** BEGIN **

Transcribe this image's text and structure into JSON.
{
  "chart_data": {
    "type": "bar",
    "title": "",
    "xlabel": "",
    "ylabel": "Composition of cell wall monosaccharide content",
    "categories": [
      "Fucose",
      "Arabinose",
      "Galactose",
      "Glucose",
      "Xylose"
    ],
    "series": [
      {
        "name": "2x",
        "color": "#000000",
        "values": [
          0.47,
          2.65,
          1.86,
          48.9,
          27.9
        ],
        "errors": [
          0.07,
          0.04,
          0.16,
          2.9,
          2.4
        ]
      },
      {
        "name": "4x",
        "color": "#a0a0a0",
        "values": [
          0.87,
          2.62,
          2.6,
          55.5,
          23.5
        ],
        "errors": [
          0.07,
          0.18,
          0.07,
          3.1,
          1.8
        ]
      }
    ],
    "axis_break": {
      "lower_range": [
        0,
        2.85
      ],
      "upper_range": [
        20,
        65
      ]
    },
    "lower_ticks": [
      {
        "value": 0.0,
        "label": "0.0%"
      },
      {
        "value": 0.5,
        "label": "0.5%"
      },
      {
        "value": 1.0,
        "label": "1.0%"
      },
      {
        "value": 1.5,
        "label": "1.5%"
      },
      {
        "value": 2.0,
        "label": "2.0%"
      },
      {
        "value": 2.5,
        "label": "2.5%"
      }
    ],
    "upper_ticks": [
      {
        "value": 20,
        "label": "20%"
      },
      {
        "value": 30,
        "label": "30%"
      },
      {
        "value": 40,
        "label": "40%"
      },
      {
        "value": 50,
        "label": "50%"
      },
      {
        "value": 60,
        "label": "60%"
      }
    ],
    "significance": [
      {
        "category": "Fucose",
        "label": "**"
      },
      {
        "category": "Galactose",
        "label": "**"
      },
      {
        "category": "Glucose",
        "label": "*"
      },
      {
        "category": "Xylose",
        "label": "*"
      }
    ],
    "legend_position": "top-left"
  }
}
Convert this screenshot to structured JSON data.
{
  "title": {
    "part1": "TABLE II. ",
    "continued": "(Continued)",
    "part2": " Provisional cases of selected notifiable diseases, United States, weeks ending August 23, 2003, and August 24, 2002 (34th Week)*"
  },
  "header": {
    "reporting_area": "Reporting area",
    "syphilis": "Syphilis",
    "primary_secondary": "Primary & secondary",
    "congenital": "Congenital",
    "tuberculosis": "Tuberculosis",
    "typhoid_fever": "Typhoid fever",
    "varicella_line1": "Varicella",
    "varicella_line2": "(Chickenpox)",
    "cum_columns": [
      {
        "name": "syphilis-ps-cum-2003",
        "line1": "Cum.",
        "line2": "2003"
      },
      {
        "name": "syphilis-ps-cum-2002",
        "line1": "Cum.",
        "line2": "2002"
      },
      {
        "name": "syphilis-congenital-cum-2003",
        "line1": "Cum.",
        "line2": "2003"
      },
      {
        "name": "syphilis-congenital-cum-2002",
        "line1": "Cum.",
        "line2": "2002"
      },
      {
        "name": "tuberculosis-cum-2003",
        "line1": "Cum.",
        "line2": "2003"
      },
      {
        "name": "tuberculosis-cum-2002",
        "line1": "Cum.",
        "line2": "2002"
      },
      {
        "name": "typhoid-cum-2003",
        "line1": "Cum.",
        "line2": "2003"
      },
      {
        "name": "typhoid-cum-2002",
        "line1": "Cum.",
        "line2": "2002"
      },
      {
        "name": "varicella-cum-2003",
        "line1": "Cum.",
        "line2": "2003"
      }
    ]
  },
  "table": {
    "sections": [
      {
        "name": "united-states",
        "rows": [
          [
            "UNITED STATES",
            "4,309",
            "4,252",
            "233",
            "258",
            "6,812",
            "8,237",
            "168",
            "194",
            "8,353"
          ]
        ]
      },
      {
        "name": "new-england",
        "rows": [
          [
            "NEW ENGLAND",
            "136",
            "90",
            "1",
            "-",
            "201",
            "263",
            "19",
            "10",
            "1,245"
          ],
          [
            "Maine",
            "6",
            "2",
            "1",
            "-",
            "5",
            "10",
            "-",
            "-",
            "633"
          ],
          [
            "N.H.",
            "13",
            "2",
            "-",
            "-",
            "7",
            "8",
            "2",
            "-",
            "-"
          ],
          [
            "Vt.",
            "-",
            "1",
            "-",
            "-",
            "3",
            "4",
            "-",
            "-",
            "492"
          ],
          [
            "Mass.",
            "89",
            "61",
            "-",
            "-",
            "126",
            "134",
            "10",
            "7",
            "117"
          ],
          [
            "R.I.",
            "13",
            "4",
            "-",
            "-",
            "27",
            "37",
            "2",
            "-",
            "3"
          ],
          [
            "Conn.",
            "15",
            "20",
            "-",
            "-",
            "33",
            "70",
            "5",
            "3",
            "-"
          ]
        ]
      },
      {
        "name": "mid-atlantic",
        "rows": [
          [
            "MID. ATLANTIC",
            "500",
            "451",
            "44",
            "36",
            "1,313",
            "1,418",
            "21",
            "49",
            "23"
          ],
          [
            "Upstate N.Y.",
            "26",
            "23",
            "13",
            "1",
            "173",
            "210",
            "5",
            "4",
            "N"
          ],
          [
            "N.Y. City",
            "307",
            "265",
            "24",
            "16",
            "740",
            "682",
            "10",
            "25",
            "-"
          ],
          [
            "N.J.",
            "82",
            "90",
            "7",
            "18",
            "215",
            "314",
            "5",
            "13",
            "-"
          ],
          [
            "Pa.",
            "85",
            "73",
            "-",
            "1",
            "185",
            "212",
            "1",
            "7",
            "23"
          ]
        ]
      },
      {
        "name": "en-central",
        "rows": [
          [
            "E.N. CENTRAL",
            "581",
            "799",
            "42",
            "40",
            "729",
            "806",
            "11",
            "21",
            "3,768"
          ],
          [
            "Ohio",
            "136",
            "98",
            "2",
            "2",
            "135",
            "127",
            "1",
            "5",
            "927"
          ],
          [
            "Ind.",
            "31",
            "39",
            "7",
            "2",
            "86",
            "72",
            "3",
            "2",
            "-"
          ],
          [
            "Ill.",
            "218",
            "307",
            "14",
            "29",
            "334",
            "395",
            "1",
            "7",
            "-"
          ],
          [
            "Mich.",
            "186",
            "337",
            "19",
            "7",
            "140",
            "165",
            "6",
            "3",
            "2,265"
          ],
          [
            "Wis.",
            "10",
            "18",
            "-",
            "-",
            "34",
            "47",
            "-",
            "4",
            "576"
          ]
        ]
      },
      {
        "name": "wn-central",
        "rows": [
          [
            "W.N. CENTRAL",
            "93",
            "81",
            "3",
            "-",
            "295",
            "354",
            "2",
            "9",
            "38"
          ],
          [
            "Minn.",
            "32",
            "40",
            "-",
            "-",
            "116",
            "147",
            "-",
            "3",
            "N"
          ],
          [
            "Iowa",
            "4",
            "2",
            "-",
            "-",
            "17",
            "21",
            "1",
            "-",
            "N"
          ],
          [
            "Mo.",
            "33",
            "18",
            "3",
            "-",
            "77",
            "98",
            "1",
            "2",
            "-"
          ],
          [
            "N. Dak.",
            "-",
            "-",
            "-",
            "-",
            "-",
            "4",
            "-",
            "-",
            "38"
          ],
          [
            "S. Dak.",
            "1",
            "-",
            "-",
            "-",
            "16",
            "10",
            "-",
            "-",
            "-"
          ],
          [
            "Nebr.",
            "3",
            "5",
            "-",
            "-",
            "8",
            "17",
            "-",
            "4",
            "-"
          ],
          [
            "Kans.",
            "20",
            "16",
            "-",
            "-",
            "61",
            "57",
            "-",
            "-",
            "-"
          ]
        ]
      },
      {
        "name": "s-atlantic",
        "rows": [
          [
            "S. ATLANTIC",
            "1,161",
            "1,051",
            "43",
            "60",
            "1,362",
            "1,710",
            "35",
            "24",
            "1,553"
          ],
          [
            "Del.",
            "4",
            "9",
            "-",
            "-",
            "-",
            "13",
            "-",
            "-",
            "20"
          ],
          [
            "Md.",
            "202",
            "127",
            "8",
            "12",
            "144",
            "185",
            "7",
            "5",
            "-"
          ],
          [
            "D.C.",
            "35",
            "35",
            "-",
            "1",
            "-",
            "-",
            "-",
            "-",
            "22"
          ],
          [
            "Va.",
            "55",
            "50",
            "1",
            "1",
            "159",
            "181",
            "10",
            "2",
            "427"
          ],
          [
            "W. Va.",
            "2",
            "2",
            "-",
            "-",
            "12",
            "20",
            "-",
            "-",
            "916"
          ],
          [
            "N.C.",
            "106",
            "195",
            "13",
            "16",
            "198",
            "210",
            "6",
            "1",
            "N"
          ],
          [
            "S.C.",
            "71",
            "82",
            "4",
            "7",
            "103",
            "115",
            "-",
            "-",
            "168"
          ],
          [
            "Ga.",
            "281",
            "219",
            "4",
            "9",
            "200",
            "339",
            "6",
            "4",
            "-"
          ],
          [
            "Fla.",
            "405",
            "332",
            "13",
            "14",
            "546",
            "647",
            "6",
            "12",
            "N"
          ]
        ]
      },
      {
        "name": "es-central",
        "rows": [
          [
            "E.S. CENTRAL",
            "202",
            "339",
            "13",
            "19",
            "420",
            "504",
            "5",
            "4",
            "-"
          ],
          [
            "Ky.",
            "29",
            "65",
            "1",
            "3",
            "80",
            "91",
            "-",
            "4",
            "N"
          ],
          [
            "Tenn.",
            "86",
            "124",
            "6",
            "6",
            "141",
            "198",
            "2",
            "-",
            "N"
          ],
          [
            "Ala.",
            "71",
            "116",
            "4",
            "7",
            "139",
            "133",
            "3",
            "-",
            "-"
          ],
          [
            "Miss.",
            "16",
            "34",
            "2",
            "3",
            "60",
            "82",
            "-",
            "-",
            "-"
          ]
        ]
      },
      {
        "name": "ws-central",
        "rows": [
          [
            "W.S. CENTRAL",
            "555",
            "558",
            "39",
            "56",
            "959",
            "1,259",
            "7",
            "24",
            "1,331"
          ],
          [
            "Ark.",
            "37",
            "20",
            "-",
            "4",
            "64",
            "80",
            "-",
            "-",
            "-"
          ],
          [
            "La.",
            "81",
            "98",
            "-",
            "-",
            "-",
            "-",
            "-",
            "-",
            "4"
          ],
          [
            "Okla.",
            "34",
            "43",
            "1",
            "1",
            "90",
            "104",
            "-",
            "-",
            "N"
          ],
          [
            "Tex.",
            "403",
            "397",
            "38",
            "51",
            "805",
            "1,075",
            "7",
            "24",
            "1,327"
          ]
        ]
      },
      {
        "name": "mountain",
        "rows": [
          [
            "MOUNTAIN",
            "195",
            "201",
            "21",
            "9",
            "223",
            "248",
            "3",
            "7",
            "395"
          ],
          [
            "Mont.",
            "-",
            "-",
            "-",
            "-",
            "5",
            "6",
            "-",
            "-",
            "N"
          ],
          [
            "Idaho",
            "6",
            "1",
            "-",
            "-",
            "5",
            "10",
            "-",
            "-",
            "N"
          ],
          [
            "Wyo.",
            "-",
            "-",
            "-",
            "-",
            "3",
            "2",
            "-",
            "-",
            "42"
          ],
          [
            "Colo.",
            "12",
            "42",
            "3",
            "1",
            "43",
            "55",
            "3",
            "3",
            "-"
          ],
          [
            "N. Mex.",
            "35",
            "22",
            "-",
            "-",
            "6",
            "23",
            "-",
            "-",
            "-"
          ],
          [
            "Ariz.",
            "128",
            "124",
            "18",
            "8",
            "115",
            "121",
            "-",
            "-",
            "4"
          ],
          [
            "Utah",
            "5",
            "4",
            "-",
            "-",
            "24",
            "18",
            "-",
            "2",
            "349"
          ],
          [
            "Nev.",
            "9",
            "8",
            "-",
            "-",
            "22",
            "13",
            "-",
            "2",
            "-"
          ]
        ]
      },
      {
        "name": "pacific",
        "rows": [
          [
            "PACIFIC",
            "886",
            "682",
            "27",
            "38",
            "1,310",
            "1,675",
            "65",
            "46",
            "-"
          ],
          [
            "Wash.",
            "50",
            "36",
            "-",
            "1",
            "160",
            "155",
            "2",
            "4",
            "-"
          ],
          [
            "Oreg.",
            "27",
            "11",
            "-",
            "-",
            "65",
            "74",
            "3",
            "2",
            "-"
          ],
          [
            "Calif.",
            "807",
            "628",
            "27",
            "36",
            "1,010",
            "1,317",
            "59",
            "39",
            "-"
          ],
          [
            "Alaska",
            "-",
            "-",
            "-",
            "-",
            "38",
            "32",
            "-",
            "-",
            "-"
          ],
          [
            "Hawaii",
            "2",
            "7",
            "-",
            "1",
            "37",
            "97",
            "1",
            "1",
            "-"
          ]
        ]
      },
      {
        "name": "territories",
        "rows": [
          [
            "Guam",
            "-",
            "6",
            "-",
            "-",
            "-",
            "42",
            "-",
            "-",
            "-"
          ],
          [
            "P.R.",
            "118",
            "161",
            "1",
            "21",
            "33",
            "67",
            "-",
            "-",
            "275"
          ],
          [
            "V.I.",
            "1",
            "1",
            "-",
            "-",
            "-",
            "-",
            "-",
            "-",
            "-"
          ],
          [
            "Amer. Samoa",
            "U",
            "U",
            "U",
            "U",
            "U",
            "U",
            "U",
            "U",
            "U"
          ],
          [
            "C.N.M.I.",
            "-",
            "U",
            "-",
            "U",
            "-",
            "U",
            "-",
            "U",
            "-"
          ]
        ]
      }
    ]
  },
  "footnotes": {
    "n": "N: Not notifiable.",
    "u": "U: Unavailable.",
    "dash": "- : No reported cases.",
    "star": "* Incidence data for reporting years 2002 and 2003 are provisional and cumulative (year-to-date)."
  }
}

** END **

> Task prompt
List each line of the records that holds the string "this".

> Response below
Transcribe this image's text and structure into JSON.
Convert this screenshot to structured JSON data.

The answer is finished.